PROBLEM REQUIREMENTS :: Your answer should be a single number: the count of lines that hold the word "caption".

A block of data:
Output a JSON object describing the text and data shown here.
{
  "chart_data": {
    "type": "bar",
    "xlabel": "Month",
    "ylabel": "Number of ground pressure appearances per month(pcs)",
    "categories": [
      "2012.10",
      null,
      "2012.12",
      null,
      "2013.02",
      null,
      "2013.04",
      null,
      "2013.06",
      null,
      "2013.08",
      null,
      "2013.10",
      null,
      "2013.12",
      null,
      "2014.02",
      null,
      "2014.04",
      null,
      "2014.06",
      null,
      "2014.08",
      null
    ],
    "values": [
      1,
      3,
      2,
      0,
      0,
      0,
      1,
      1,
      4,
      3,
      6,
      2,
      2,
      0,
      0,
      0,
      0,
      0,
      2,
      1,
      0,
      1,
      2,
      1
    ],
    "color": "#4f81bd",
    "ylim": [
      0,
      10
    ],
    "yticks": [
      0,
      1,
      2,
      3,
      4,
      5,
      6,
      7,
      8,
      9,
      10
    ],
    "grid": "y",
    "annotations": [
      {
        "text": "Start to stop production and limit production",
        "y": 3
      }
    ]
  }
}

* * *

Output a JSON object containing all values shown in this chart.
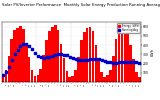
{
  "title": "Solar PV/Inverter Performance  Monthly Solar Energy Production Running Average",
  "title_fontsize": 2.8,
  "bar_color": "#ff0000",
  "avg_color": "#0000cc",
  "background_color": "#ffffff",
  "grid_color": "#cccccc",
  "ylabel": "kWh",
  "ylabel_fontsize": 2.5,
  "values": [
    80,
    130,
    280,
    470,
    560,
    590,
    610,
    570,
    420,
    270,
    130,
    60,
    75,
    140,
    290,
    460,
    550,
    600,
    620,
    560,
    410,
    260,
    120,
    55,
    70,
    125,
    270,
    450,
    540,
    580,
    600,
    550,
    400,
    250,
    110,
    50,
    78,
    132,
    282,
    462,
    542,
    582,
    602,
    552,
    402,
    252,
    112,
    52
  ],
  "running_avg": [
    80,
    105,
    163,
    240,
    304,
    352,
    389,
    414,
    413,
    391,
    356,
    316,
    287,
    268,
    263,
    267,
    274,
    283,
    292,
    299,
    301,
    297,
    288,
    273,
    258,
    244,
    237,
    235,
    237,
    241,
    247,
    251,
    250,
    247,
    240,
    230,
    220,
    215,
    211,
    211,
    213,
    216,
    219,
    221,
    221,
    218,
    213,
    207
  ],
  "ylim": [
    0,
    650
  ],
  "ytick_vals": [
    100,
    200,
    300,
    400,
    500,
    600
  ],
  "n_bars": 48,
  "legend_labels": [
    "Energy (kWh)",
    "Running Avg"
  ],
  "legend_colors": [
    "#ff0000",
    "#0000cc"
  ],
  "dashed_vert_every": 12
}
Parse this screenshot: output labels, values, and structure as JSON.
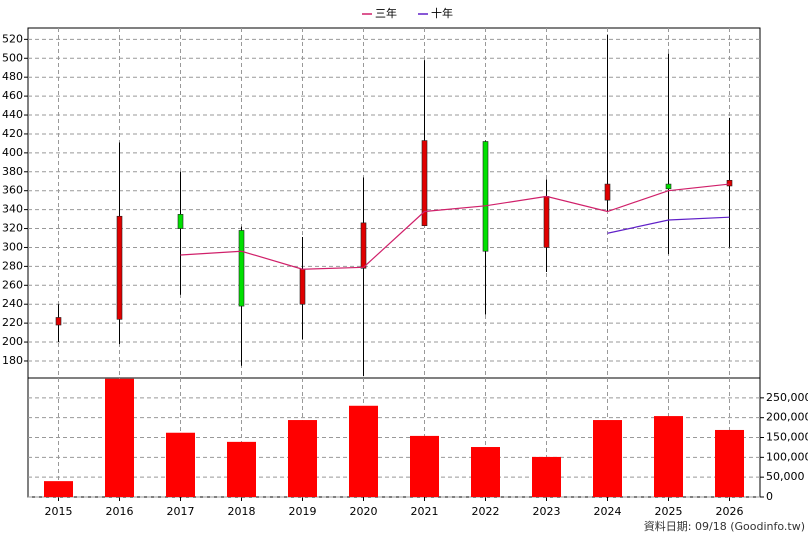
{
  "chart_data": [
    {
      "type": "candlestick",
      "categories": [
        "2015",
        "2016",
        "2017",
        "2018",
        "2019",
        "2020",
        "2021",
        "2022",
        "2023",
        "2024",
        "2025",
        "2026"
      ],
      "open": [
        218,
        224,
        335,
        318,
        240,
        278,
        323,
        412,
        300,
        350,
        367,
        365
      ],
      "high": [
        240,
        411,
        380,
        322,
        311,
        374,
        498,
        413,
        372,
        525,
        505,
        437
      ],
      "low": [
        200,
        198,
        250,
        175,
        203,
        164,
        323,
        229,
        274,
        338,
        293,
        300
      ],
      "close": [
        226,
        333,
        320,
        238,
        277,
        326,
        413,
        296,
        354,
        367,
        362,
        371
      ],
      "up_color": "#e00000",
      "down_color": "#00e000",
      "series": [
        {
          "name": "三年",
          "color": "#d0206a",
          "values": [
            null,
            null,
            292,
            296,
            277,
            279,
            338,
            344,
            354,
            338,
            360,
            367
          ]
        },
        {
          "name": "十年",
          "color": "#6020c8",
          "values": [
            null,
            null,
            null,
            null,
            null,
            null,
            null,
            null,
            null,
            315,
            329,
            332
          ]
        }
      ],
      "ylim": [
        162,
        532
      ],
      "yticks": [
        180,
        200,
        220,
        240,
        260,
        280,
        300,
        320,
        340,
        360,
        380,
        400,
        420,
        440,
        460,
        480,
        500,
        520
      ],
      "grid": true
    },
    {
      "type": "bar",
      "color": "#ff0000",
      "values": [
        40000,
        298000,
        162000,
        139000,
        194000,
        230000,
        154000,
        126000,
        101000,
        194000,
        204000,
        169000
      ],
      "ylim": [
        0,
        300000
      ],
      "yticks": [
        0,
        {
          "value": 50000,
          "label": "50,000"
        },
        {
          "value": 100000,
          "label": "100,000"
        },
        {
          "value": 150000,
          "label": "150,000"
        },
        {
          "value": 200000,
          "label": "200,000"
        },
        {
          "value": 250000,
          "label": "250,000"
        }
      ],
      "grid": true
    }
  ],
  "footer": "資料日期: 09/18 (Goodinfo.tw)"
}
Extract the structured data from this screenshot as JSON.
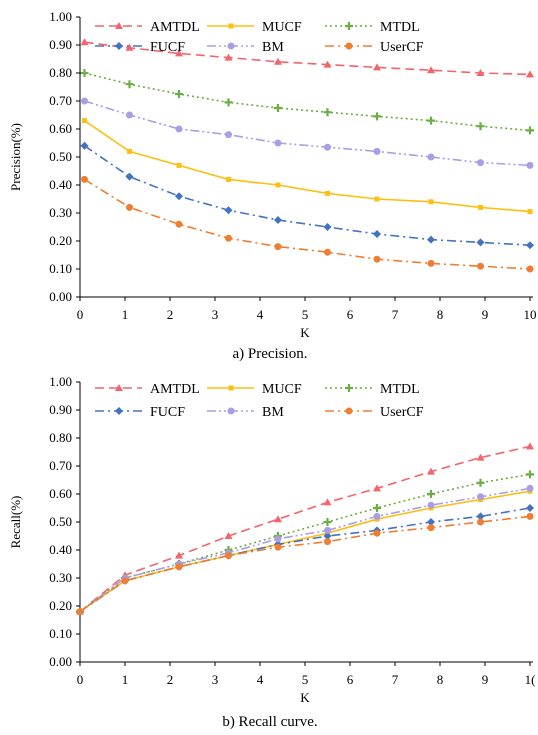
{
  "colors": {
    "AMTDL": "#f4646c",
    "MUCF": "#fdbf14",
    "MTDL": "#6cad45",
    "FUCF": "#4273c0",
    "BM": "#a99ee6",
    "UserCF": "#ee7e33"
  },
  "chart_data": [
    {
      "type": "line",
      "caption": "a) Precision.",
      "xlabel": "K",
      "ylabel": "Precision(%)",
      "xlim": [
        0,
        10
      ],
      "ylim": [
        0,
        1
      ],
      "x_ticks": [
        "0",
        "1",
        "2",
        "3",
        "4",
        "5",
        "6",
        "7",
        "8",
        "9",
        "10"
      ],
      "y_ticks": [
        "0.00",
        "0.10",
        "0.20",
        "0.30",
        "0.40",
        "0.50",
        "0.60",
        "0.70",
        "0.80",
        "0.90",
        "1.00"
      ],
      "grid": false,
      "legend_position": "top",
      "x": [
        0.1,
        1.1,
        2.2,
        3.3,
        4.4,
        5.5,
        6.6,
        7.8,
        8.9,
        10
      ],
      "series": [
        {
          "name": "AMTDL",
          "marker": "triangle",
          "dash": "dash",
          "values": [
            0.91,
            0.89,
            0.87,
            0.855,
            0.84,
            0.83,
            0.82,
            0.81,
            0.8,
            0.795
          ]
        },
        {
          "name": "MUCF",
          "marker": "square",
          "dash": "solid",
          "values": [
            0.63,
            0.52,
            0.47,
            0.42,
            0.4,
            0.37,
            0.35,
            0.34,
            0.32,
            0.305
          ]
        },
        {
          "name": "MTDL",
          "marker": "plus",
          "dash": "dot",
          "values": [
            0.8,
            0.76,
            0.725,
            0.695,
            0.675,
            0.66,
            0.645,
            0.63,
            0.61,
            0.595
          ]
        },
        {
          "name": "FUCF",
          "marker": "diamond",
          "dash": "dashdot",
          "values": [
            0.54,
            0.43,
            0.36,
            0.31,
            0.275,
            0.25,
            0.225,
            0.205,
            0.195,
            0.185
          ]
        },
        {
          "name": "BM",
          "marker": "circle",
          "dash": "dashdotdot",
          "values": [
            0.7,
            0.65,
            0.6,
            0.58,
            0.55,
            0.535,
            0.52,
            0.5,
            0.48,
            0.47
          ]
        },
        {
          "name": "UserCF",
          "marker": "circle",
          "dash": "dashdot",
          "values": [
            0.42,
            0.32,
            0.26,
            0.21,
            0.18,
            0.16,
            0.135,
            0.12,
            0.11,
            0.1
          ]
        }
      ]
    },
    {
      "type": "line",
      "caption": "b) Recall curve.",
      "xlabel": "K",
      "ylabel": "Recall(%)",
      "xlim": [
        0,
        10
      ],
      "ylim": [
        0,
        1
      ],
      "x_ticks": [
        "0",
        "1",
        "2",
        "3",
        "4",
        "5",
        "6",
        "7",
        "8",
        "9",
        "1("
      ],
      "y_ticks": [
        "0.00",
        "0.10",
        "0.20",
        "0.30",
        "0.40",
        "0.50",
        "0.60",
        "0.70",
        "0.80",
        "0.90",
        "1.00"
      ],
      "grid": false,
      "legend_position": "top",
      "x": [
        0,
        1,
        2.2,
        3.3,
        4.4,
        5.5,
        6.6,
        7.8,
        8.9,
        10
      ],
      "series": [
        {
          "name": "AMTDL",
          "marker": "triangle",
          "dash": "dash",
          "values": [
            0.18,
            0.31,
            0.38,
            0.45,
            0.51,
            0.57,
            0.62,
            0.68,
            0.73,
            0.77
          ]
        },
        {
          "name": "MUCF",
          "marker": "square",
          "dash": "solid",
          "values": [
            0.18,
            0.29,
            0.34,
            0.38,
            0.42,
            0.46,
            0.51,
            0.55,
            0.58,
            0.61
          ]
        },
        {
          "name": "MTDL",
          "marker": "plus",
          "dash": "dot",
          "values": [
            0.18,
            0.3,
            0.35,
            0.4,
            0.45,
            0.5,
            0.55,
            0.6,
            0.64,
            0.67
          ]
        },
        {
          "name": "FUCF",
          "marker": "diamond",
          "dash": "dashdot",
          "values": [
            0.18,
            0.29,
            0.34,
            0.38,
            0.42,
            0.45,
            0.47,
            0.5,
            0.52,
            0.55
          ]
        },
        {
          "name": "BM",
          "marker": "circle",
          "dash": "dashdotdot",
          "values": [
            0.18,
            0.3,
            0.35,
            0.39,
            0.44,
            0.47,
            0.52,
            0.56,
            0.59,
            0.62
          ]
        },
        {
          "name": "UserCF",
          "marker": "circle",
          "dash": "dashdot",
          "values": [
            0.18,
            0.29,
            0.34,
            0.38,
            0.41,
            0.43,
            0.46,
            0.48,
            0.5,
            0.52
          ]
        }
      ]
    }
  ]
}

---

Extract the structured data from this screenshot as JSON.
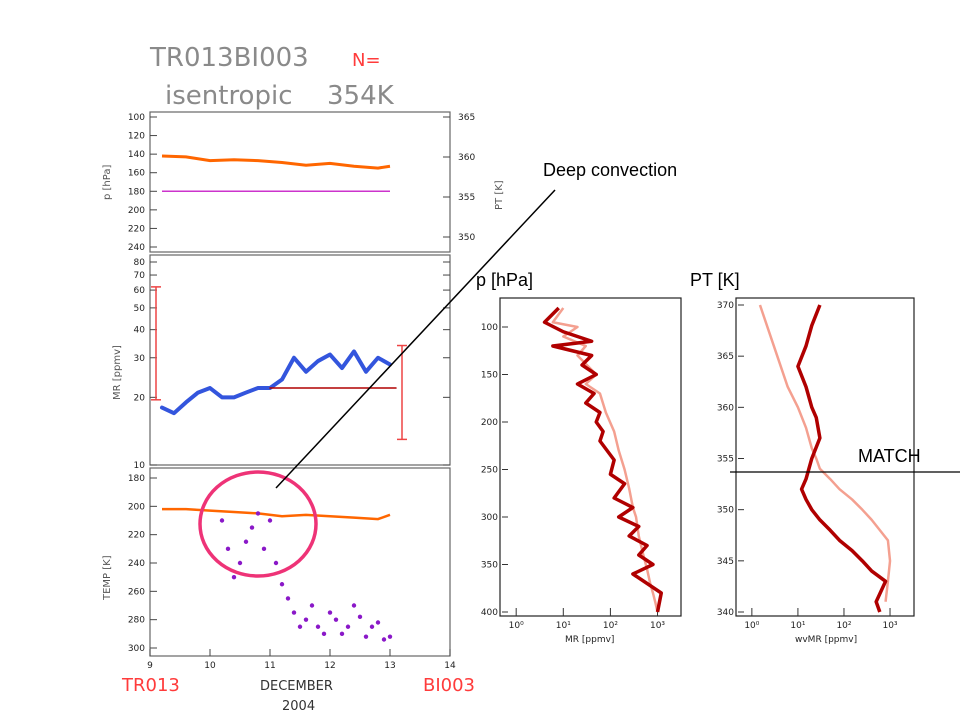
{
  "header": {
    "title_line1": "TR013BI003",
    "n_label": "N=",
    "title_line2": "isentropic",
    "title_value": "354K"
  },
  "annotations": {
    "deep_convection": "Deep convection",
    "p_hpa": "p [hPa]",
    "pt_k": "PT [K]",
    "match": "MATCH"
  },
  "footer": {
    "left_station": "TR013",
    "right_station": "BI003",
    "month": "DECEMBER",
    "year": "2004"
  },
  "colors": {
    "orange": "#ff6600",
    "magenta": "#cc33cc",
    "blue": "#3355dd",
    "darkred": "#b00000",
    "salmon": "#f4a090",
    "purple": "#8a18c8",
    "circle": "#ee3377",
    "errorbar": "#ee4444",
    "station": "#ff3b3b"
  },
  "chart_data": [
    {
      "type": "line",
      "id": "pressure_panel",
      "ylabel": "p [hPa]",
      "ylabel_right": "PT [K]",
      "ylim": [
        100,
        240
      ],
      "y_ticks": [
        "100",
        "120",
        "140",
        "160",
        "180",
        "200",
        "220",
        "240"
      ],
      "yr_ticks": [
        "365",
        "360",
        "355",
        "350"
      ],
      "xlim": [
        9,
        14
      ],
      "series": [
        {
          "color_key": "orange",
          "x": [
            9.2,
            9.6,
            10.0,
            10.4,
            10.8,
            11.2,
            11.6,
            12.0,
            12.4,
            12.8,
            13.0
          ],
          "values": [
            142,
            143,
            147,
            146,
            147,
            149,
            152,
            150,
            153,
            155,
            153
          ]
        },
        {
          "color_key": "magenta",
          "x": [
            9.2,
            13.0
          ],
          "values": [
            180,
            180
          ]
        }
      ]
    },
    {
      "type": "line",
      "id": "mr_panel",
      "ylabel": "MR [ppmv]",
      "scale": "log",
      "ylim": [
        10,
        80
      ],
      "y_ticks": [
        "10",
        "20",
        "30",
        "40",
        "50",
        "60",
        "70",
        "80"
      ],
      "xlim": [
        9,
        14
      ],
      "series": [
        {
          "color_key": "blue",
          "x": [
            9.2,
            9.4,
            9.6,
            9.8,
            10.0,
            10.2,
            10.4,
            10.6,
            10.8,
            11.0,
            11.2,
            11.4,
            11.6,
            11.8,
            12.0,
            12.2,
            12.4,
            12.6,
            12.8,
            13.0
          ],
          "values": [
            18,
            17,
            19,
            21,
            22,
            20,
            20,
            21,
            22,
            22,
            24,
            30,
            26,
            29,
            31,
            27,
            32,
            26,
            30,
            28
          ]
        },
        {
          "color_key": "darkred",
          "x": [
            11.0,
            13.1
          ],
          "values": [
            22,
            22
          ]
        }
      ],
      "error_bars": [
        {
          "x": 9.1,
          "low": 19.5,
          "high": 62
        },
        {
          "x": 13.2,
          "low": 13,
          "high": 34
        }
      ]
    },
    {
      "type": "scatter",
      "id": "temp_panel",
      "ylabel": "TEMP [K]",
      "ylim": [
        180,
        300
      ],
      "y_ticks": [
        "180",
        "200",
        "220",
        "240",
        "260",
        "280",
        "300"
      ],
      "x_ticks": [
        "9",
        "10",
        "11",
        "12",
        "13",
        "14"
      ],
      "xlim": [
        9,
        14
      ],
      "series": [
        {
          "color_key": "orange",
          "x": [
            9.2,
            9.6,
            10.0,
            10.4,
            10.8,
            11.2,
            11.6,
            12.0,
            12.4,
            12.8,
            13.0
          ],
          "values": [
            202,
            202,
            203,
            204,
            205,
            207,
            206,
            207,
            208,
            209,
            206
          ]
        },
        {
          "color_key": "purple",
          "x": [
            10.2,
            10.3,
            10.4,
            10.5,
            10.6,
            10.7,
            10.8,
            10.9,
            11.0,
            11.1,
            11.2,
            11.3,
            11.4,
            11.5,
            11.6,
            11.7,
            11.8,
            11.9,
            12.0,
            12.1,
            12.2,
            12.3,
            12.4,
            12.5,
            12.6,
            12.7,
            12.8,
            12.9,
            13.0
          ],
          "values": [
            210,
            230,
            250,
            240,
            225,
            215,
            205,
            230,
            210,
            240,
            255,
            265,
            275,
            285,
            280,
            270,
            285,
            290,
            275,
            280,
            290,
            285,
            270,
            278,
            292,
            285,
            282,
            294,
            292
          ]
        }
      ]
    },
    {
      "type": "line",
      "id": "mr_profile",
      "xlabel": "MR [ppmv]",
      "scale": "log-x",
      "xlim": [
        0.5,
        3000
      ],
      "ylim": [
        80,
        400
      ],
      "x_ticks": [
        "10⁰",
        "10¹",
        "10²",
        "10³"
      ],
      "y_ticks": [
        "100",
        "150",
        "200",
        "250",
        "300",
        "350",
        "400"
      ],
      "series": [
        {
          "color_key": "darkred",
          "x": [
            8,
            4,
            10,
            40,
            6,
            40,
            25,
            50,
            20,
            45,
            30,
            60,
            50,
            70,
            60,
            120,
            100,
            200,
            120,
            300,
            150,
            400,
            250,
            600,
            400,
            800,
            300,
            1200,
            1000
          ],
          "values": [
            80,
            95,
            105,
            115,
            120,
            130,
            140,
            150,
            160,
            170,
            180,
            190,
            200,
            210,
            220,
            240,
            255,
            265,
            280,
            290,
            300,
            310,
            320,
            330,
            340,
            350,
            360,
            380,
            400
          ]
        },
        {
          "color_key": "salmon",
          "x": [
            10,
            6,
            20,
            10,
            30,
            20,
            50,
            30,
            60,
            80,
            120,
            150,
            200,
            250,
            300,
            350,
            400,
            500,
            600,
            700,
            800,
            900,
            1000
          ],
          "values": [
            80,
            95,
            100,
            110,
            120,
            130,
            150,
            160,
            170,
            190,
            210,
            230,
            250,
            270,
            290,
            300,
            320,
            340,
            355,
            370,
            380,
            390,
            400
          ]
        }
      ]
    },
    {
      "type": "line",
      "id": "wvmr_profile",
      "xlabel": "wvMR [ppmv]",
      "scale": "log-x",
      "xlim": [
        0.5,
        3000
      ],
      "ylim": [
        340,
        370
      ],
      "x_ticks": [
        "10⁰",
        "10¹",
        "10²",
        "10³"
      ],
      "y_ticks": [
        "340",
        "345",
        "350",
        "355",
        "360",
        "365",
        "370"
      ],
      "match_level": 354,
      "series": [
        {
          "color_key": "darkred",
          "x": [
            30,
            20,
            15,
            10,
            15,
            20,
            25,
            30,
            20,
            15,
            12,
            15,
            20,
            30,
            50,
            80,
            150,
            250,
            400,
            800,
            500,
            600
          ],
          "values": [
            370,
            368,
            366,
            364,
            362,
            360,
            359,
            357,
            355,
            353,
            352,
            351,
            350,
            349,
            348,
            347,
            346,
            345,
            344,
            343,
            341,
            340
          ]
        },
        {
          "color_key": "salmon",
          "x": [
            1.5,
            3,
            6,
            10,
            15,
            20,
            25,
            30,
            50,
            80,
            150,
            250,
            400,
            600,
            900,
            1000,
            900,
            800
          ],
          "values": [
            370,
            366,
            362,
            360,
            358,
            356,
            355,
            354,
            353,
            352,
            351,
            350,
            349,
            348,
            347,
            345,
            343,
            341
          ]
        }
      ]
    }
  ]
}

RESPONSE FOR THIS EXERCISE :: 2